__Dataset content__.
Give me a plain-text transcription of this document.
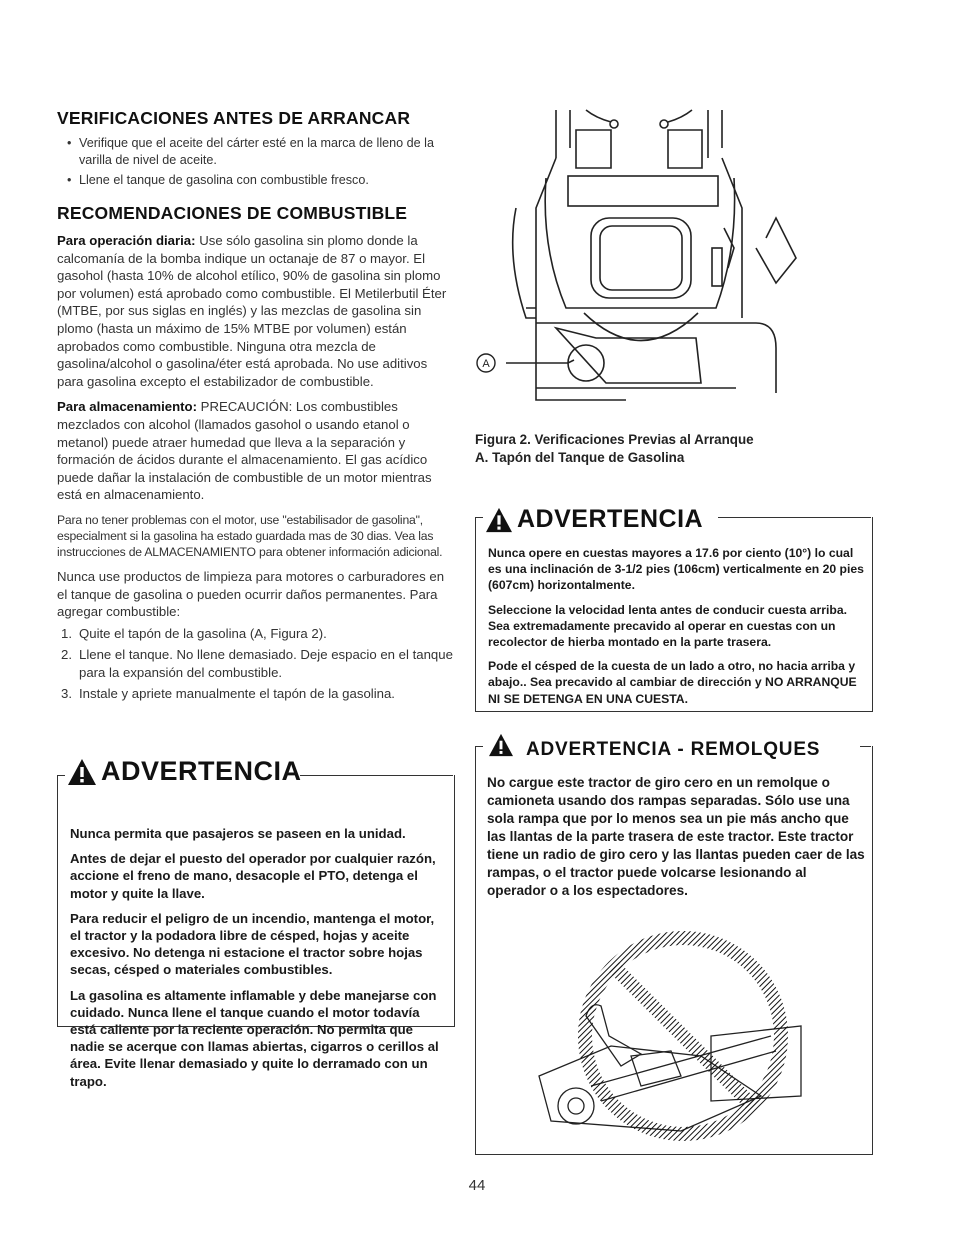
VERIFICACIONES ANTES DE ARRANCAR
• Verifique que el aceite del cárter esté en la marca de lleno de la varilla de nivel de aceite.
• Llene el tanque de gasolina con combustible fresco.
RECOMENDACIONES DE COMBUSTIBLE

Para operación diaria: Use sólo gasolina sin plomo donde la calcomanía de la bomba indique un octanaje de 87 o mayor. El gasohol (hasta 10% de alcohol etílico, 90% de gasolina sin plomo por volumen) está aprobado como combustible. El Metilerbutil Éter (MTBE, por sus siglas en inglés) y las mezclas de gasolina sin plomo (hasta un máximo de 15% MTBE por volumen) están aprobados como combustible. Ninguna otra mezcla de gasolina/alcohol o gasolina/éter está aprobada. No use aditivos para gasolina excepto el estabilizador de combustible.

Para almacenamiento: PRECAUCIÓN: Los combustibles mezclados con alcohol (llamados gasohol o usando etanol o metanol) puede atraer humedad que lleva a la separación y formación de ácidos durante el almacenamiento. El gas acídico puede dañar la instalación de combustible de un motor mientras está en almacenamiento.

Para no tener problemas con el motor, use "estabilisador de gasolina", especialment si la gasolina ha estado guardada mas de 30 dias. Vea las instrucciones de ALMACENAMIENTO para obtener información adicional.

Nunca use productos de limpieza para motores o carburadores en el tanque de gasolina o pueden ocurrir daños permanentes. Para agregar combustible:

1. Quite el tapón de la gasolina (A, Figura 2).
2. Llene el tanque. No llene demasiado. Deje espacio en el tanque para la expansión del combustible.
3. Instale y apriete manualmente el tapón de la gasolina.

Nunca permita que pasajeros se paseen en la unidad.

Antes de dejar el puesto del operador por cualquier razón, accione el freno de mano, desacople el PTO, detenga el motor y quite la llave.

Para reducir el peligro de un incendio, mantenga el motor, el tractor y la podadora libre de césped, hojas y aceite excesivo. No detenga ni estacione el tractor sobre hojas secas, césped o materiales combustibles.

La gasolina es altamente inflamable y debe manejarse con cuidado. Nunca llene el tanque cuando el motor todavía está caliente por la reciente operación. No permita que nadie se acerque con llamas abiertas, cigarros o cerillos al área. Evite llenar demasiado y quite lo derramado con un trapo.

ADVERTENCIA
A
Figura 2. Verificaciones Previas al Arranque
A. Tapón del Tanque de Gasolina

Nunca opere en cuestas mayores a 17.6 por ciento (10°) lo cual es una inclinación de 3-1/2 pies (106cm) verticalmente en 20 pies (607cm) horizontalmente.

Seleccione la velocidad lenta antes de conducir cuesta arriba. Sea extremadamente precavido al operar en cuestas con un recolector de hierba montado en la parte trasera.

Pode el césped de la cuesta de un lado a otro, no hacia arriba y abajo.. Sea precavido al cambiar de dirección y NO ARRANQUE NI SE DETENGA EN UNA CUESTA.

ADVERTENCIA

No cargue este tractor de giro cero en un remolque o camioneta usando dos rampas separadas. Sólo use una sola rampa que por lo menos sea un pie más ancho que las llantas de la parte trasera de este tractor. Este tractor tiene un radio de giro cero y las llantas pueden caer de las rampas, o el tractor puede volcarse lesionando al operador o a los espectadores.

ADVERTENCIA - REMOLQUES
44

==

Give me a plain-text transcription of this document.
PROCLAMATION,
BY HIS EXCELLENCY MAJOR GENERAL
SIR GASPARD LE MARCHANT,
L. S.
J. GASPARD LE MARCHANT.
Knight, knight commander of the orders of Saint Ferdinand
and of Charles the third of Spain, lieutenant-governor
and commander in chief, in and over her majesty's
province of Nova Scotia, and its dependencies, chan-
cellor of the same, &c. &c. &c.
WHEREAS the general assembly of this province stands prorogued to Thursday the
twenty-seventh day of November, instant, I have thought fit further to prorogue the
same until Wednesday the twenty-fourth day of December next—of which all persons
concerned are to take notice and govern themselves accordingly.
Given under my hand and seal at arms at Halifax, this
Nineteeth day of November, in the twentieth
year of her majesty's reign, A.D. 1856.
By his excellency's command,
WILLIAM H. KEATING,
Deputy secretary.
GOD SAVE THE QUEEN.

__Exercise objective__. Find the word "this" in the records and pull out each line that has it.

__Exercise solution__.
Give me a plain-text transcription of this document.
Give me a plain-text transcription of this document.
WHEREAS the general assembly of this province stands prorogued to Thursday the
Given under my hand and seal at arms at Halifax, this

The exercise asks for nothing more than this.